Stored data entries:
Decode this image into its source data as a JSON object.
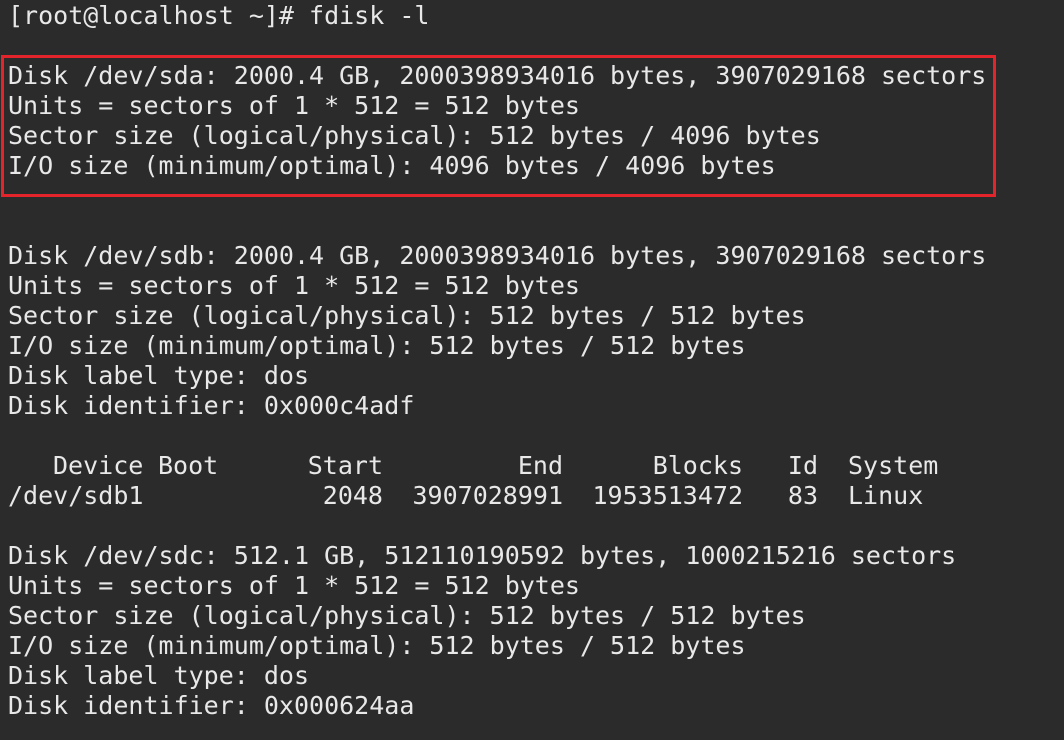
{
  "terminal": {
    "prompt": "[root@localhost ~]# fdisk -l",
    "highlight_color": "#e3242b",
    "sda": {
      "disk": "Disk /dev/sda: 2000.4 GB, 2000398934016 bytes, 3907029168 sectors",
      "units": "Units = sectors of 1 * 512 = 512 bytes",
      "sector_size": "Sector size (logical/physical): 512 bytes / 4096 bytes",
      "io_size": "I/O size (minimum/optimal): 4096 bytes / 4096 bytes"
    },
    "sdb": {
      "disk": "Disk /dev/sdb: 2000.4 GB, 2000398934016 bytes, 3907029168 sectors",
      "units": "Units = sectors of 1 * 512 = 512 bytes",
      "sector_size": "Sector size (logical/physical): 512 bytes / 512 bytes",
      "io_size": "I/O size (minimum/optimal): 512 bytes / 512 bytes",
      "label_type": "Disk label type: dos",
      "identifier": "Disk identifier: 0x000c4adf"
    },
    "partition_table": {
      "headers": {
        "device": "Device",
        "boot": "Boot",
        "start": "Start",
        "end": "End",
        "blocks": "Blocks",
        "id": "Id",
        "system": "System"
      },
      "rows": [
        {
          "device": "/dev/sdb1",
          "start": "2048",
          "end": "3907028991",
          "blocks": "1953513472",
          "id": "83",
          "system": "Linux"
        }
      ]
    },
    "sdc": {
      "disk": "Disk /dev/sdc: 512.1 GB, 512110190592 bytes, 1000215216 sectors",
      "units": "Units = sectors of 1 * 512 = 512 bytes",
      "sector_size": "Sector size (logical/physical): 512 bytes / 512 bytes",
      "io_size": "I/O size (minimum/optimal): 512 bytes / 512 bytes",
      "label_type": "Disk label type: dos",
      "identifier": "Disk identifier: 0x000624aa"
    }
  }
}
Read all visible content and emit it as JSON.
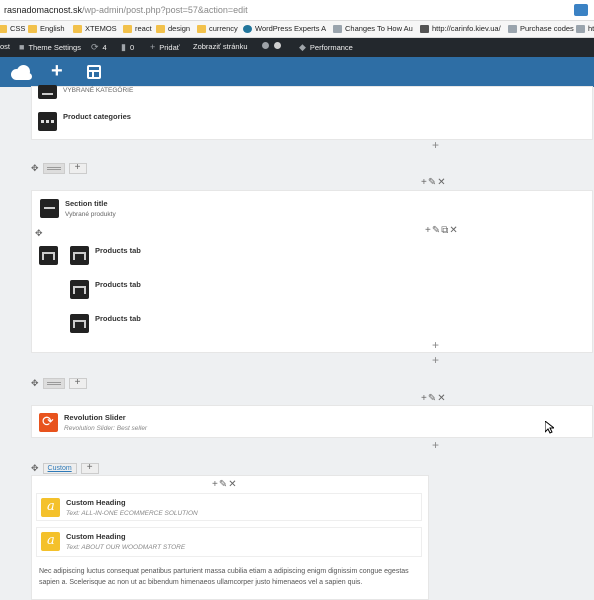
{
  "browser": {
    "url_host": "rasnadomacnost.sk",
    "url_path": "/wp-admin/post.php?post=57&action=edit",
    "bookmarks": [
      "CSS",
      "English",
      "XTEMOS",
      "react",
      "design",
      "currency",
      "WordPress Experts A",
      "Changes To How Au",
      "http://carinfo.kiev.ua/",
      "Purchase codes",
      "htt"
    ]
  },
  "adminbar": {
    "site_prefix": "ost",
    "theme_settings": "Theme Settings",
    "updates_count": "4",
    "comments_count": "0",
    "add_new": "Pridať",
    "view_page": "Zobraziť stránku",
    "performance": "Performance"
  },
  "builder": {
    "rows": {
      "r1_cut_text": "VYBRANÉ KATEGÓRIE",
      "r1_element": "Product categories",
      "r2_title": "Section title",
      "r2_subtitle": "Vybrané produkty",
      "r2_tabs": [
        "Products tab",
        "Products tab",
        "Products tab"
      ],
      "r3_title": "Revolution Slider",
      "r3_subtitle": "Revolution Slider: Best seller",
      "r4_label": "Custom",
      "r4_heading1": "Custom Heading",
      "r4_heading1_sub": "Text: ALL-IN-ONE ECOMMERCE SOLUTION",
      "r4_heading2": "Custom Heading",
      "r4_heading2_sub": "Text: ABOUT OUR WOODMART STORE",
      "r4_paragraph": "Nec adipiscing luctus consequat penatibus parturient massa cubilia etiam a adipiscing enigm dignissim congue egestas sapien a. Scelerisque ac non ut ac bibendum himenaeos ullamcorper justo himenaeos vel a sapien quis."
    },
    "icons": [
      "logo-icon",
      "add-icon",
      "layout-icon",
      "move-icon",
      "plus-icon",
      "pencil-icon",
      "close-icon",
      "copy-icon"
    ],
    "colors": {
      "toolbar": "#2e6ea5",
      "adminbar": "#23282d",
      "revolution": "#e8531d",
      "heading": "#f4c12b"
    }
  }
}
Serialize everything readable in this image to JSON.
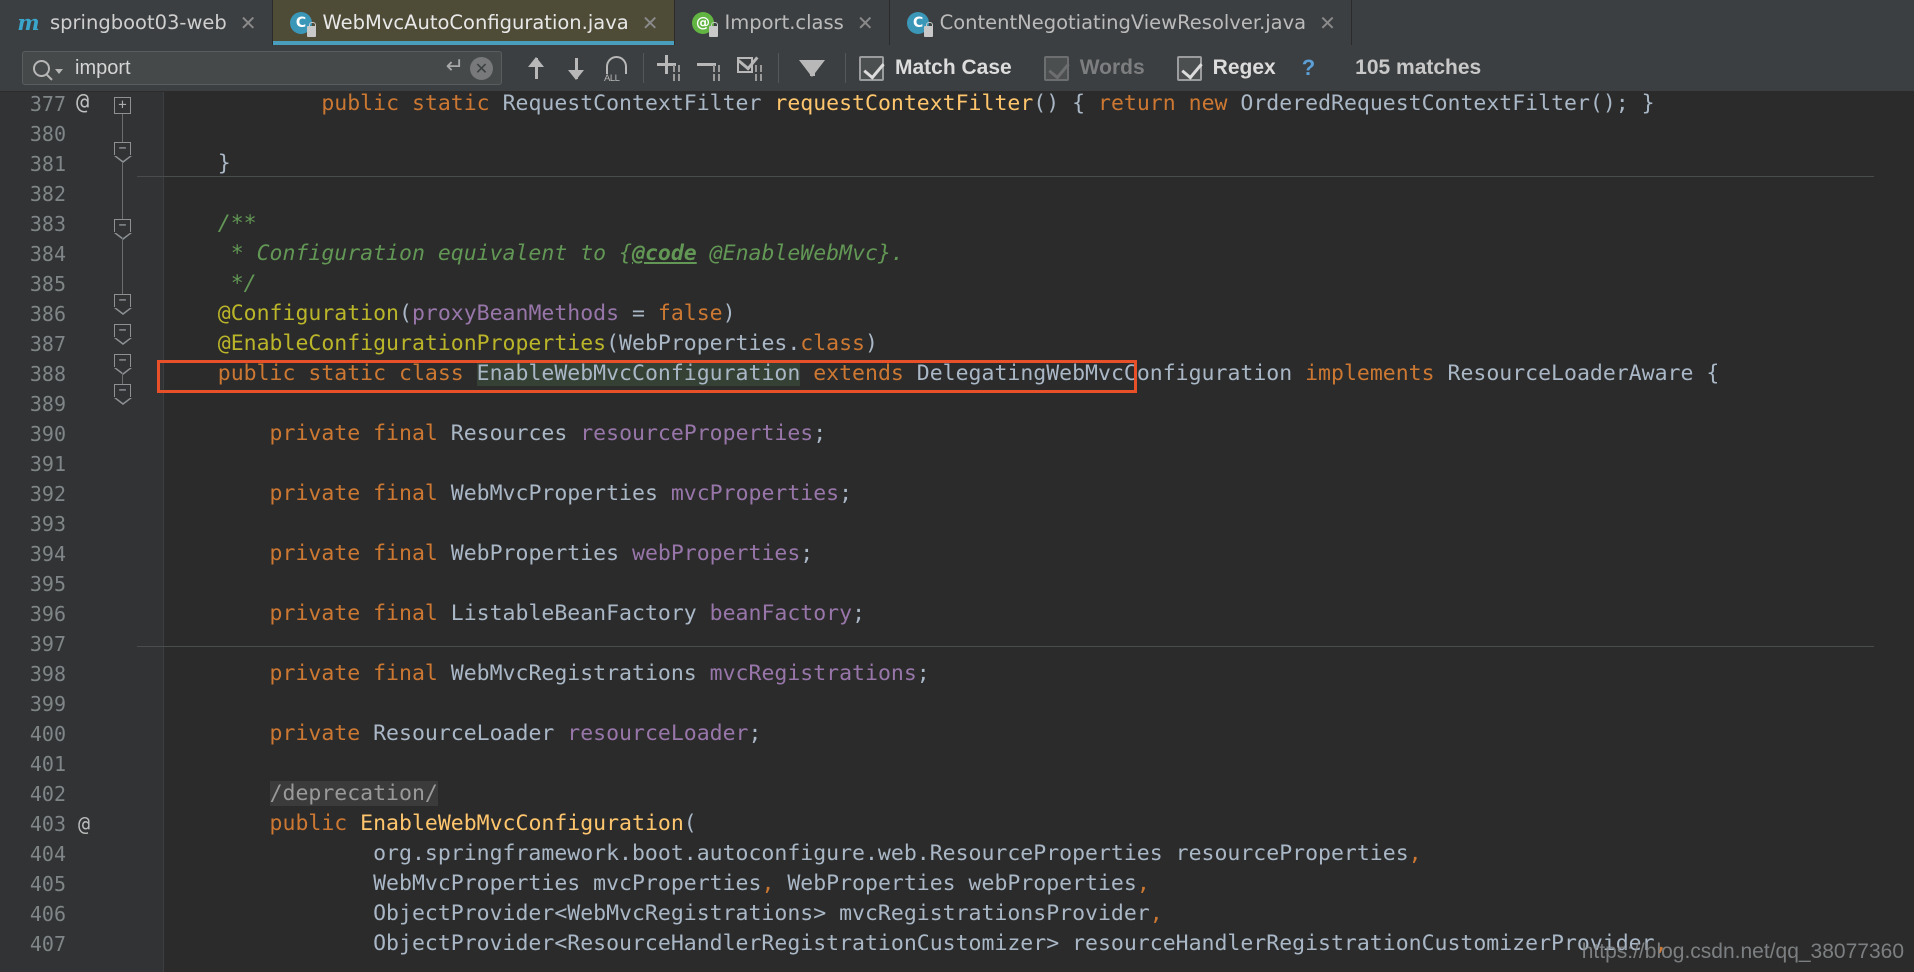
{
  "window": {
    "theme_background": "#2b2b2b",
    "accent": "#4a9ebd"
  },
  "tabs": [
    {
      "label": "springboot03-web",
      "icon": "maven-module-icon",
      "active": false,
      "closable": true,
      "locked": false
    },
    {
      "label": "WebMvcAutoConfiguration.java",
      "icon": "java-class-icon",
      "active": true,
      "closable": true,
      "locked": true
    },
    {
      "label": "Import.class",
      "icon": "java-annotation-icon",
      "active": false,
      "closable": true,
      "locked": true
    },
    {
      "label": "ContentNegotiatingViewResolver.java",
      "icon": "java-class-icon",
      "active": false,
      "closable": true,
      "locked": true
    }
  ],
  "find_toolbar": {
    "search_value": "import",
    "search_placeholder": "Search",
    "icons": {
      "search": "search-icon",
      "history_dropdown": "chevron-down-icon",
      "multiline": "enter-icon",
      "clear": "clear-icon",
      "prev": "arrow-up-icon",
      "next": "arrow-down-icon",
      "select_all": "select-all-occurrences-icon",
      "add_line": "add-selection-icon",
      "remove_line": "remove-selection-icon",
      "select_all_lines": "select-all-lines-icon",
      "filter": "filter-icon",
      "help": "help-icon"
    },
    "options": [
      {
        "label": "Match Case",
        "checked": true,
        "enabled": true
      },
      {
        "label": "Words",
        "checked": true,
        "enabled": false
      },
      {
        "label": "Regex",
        "checked": true,
        "enabled": true
      }
    ],
    "help_label": "?",
    "match_count": "105 matches"
  },
  "editor": {
    "first_visible_line": 377,
    "highlight_box_color": "#e8502a",
    "lines": [
      {
        "num": "377",
        "partial": true,
        "tokens": [
          {
            "t": "            ",
            "c": "txt"
          },
          {
            "t": "public static ",
            "c": "kw"
          },
          {
            "t": "RequestContextFilter ",
            "c": "cls"
          },
          {
            "t": "requestContextFilter",
            "c": "mth"
          },
          {
            "t": "() { ",
            "c": "txt"
          },
          {
            "t": "return new ",
            "c": "kw"
          },
          {
            "t": "OrderedRequestContextFilter(); }",
            "c": "txt"
          }
        ]
      },
      {
        "num": "380",
        "tokens": []
      },
      {
        "num": "381",
        "tokens": [
          {
            "t": "    }",
            "c": "txt"
          }
        ]
      },
      {
        "num": "382",
        "tokens": []
      },
      {
        "num": "383",
        "tokens": [
          {
            "t": "    /**",
            "c": "cmt"
          }
        ]
      },
      {
        "num": "384",
        "tokens": [
          {
            "t": "     * Configuration equivalent to {",
            "c": "cmt"
          },
          {
            "t": "@code",
            "c": "cmtlink"
          },
          {
            "t": " @EnableWebMvc}.",
            "c": "cmt"
          }
        ]
      },
      {
        "num": "385",
        "tokens": [
          {
            "t": "     */",
            "c": "cmt"
          }
        ]
      },
      {
        "num": "386",
        "tokens": [
          {
            "t": "    @Configuration",
            "c": "anno"
          },
          {
            "t": "(",
            "c": "txt"
          },
          {
            "t": "proxyBeanMethods",
            "c": "fld"
          },
          {
            "t": " = ",
            "c": "txt"
          },
          {
            "t": "false",
            "c": "kw"
          },
          {
            "t": ")",
            "c": "txt"
          }
        ]
      },
      {
        "num": "387",
        "tokens": [
          {
            "t": "    @EnableConfigurationProperties",
            "c": "anno"
          },
          {
            "t": "(WebProperties.",
            "c": "txt"
          },
          {
            "t": "class",
            "c": "kw"
          },
          {
            "t": ")",
            "c": "txt"
          }
        ]
      },
      {
        "num": "388",
        "boxed": true,
        "tokens": [
          {
            "t": "    public static class ",
            "c": "kw"
          },
          {
            "t": "EnableWebMvcConfiguration",
            "c": "hl"
          },
          {
            "t": " extends ",
            "c": "kw"
          },
          {
            "t": "DelegatingWebMvcConfiguration ",
            "c": "txt"
          },
          {
            "t": "implements ",
            "c": "kw"
          },
          {
            "t": "ResourceLoaderAware {",
            "c": "txt"
          }
        ]
      },
      {
        "num": "389",
        "tokens": []
      },
      {
        "num": "390",
        "tokens": [
          {
            "t": "        private final ",
            "c": "kw"
          },
          {
            "t": "Resources ",
            "c": "cls"
          },
          {
            "t": "resourceProperties",
            "c": "fld"
          },
          {
            "t": ";",
            "c": "txt"
          }
        ]
      },
      {
        "num": "391",
        "tokens": []
      },
      {
        "num": "392",
        "tokens": [
          {
            "t": "        private final ",
            "c": "kw"
          },
          {
            "t": "WebMvcProperties ",
            "c": "cls"
          },
          {
            "t": "mvcProperties",
            "c": "fld"
          },
          {
            "t": ";",
            "c": "txt"
          }
        ]
      },
      {
        "num": "393",
        "tokens": []
      },
      {
        "num": "394",
        "tokens": [
          {
            "t": "        private final ",
            "c": "kw"
          },
          {
            "t": "WebProperties ",
            "c": "cls"
          },
          {
            "t": "webProperties",
            "c": "fld"
          },
          {
            "t": ";",
            "c": "txt"
          }
        ]
      },
      {
        "num": "395",
        "tokens": []
      },
      {
        "num": "396",
        "tokens": [
          {
            "t": "        private final ",
            "c": "kw"
          },
          {
            "t": "ListableBeanFactory ",
            "c": "cls"
          },
          {
            "t": "beanFactory",
            "c": "fld"
          },
          {
            "t": ";",
            "c": "txt"
          }
        ]
      },
      {
        "num": "397",
        "tokens": []
      },
      {
        "num": "398",
        "tokens": [
          {
            "t": "        private final ",
            "c": "kw"
          },
          {
            "t": "WebMvcRegistrations ",
            "c": "cls"
          },
          {
            "t": "mvcRegistrations",
            "c": "fld"
          },
          {
            "t": ";",
            "c": "txt"
          }
        ]
      },
      {
        "num": "399",
        "tokens": []
      },
      {
        "num": "400",
        "tokens": [
          {
            "t": "        private ",
            "c": "kw"
          },
          {
            "t": "ResourceLoader ",
            "c": "cls"
          },
          {
            "t": "resourceLoader",
            "c": "fld"
          },
          {
            "t": ";",
            "c": "txt"
          }
        ]
      },
      {
        "num": "401",
        "tokens": []
      },
      {
        "num": "402",
        "tokens": [
          {
            "t": "        ",
            "c": "txt"
          },
          {
            "t": "/deprecation/",
            "c": "depr"
          }
        ]
      },
      {
        "num": "403",
        "marker": "@",
        "tokens": [
          {
            "t": "        public ",
            "c": "kw"
          },
          {
            "t": "EnableWebMvcConfiguration",
            "c": "mth"
          },
          {
            "t": "(",
            "c": "txt"
          }
        ]
      },
      {
        "num": "404",
        "tokens": [
          {
            "t": "                org.springframework.boot.autoconfigure.web.ResourceProperties resourceProperties",
            "c": "txt"
          },
          {
            "t": ",",
            "c": "kw"
          }
        ]
      },
      {
        "num": "405",
        "tokens": [
          {
            "t": "                WebMvcProperties mvcProperties",
            "c": "txt"
          },
          {
            "t": ",",
            "c": "kw"
          },
          {
            "t": " WebProperties webProperties",
            "c": "txt"
          },
          {
            "t": ",",
            "c": "kw"
          }
        ]
      },
      {
        "num": "406",
        "tokens": [
          {
            "t": "                ObjectProvider<WebMvcRegistrations> mvcRegistrationsProvider",
            "c": "txt"
          },
          {
            "t": ",",
            "c": "kw"
          }
        ]
      },
      {
        "num": "407",
        "tokens": [
          {
            "t": "                ObjectProvider<ResourceHandlerRegistrationCustomizer> resourceHandlerRegistrationCustomizerProvider",
            "c": "txt"
          },
          {
            "t": ",",
            "c": "kw"
          }
        ]
      }
    ]
  },
  "watermark": "https://blog.csdn.net/qq_38077360"
}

WHAT YOU NEED TO DO. In the entries above, identify every line with the word "WebMvcRegistrations". Copy those lines.

SOLUTION TO THIS PROBLEM.
            "t": "WebMvcRegistrations ",
            "t": "                ObjectProvider<WebMvcRegistrations> mvcRegistrationsProvider",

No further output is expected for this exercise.